Go through the listing beneath this task and return every line that carries the string "type".

::::::::

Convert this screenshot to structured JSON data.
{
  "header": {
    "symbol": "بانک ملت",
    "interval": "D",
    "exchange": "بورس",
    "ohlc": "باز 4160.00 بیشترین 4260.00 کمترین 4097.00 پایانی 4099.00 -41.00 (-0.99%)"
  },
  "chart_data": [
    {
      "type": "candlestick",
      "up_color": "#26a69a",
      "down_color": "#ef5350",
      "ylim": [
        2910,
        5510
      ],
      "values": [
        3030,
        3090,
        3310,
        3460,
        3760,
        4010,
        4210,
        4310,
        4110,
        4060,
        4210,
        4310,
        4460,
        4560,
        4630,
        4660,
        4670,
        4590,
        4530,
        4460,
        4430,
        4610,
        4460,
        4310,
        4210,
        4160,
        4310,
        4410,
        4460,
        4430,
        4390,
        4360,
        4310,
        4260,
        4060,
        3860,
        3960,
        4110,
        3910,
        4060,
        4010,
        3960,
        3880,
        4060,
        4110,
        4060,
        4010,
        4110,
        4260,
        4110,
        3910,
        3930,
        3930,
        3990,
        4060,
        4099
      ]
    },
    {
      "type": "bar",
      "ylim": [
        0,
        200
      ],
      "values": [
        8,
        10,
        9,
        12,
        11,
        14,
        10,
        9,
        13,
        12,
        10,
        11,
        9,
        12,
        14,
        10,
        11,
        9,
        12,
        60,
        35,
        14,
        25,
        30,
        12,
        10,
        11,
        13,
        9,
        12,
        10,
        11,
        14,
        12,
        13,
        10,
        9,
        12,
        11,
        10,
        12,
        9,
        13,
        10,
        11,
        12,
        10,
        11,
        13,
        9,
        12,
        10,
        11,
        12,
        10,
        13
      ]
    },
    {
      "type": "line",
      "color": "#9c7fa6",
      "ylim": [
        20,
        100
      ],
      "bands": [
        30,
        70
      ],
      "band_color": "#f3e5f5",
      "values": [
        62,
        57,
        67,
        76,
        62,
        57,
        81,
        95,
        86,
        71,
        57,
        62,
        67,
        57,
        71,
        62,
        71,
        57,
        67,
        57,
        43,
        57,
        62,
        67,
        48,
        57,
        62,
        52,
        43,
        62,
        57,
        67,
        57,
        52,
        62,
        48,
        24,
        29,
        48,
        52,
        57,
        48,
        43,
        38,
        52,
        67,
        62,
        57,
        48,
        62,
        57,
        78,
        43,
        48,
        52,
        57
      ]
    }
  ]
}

::::::::

■ Problem solution:
      "type": "candlestick",
      "type": "bar",
      "type": "line",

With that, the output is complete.